Exercise material:
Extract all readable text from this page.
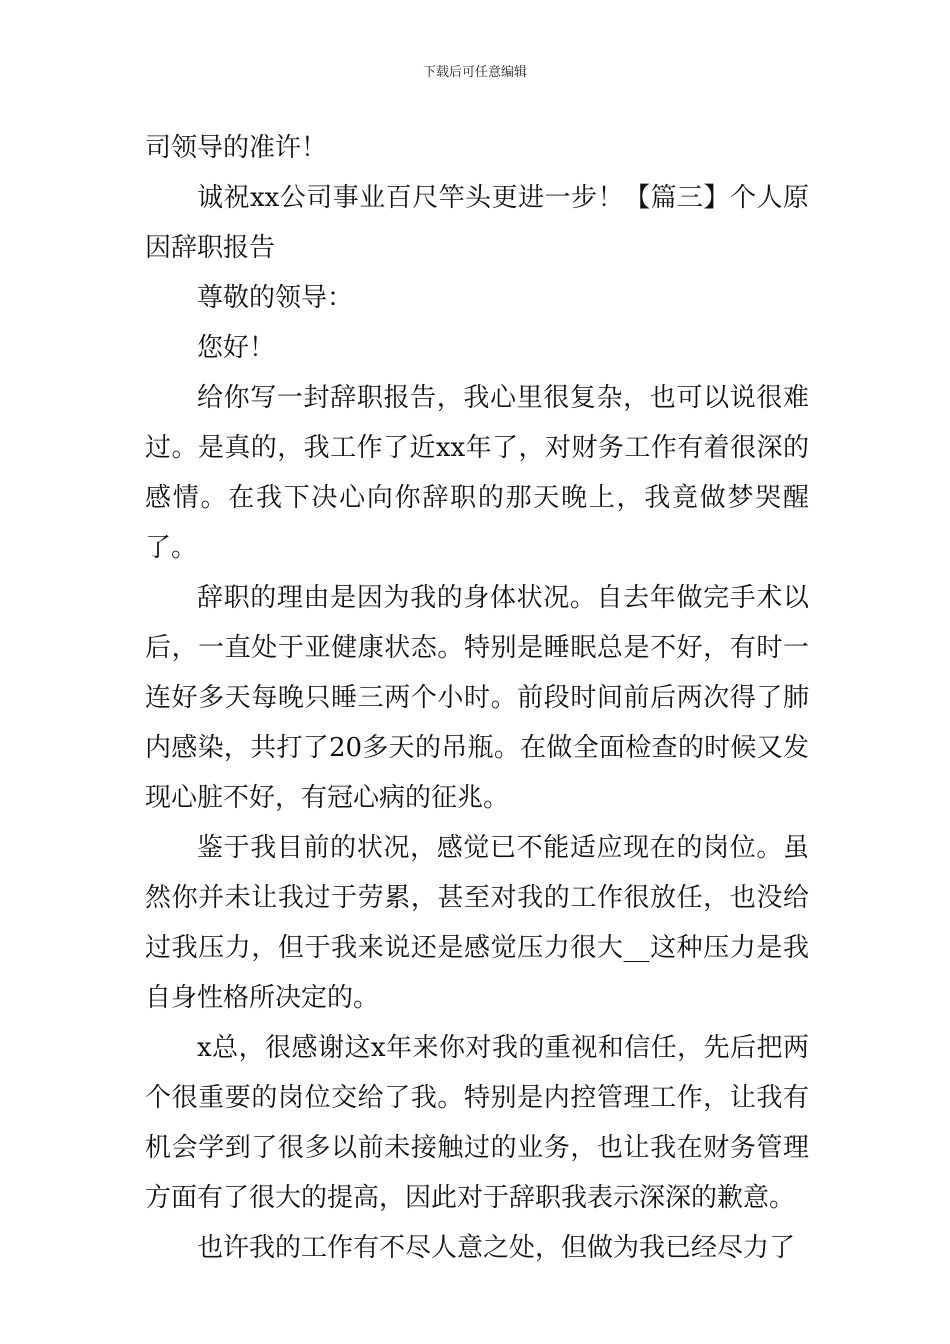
下载后可任意编辑

司领导的准许！

诚祝xx公司事业百尺竿头更进一步！【篇三】个人原因辞职报告

尊敬的领导：

您好！

给你写一封辞职报告，我心里很复杂，也可以说很难过。是真的，我工作了近xx年了，对财务工作有着很深的感情。在我下决心向你辞职的那天晚上，我竟做梦哭醒了。

辞职的理由是因为我的身体状况。自去年做完手术以后，一直处于亚健康状态。特别是睡眠总是不好，有时一连好多天每晚只睡三两个小时。前段时间前后两次得了肺内感染，共打了20多天的吊瓶。在做全面检查的时候又发现心脏不好，有冠心病的征兆。

鉴于我目前的状况，感觉已不能适应现在的岗位。虽然你并未让我过于劳累，甚至对我的工作很放任，也没给过我压力，但于我来说还是感觉压力很大__这种压力是我自身性格所决定的。

x总，很感谢这x年来你对我的重视和信任，先后把两个很重要的岗位交给了我。特别是内控管理工作，让我有机会学到了很多以前未接触过的业务，也让我在财务管理方面有了很大的提高，因此对于辞职我表示深深的歉意。

也许我的工作有不尽人意之处，但做为我已经尽力了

Required work: Copy all the records above exactly, but leave out the pictures.

Final result:
Extract all readable text from this page.
下载后可任意编辑

司领导的准许！

诚祝xx公司事业百尺竿头更进一步！【篇三】个人原因辞职报告

尊敬的领导：

您好！

给你写一封辞职报告，我心里很复杂，也可以说很难过。是真的，我工作了近xx年了，对财务工作有着很深的感情。在我下决心向你辞职的那天晚上，我竟做梦哭醒了。

辞职的理由是因为我的身体状况。自去年做完手术以后，一直处于亚健康状态。特别是睡眠总是不好，有时一连好多天每晚只睡三两个小时。前段时间前后两次得了肺内感染，共打了20多天的吊瓶。在做全面检查的时候又发现心脏不好，有冠心病的征兆。

鉴于我目前的状况，感觉已不能适应现在的岗位。虽然你并未让我过于劳累，甚至对我的工作很放任，也没给过我压力，但于我来说还是感觉压力很大__这种压力是我自身性格所决定的。

x总，很感谢这x年来你对我的重视和信任，先后把两个很重要的岗位交给了我。特别是内控管理工作，让我有机会学到了很多以前未接触过的业务，也让我在财务管理方面有了很大的提高，因此对于辞职我表示深深的歉意。

也许我的工作有不尽人意之处，但做为我已经尽力了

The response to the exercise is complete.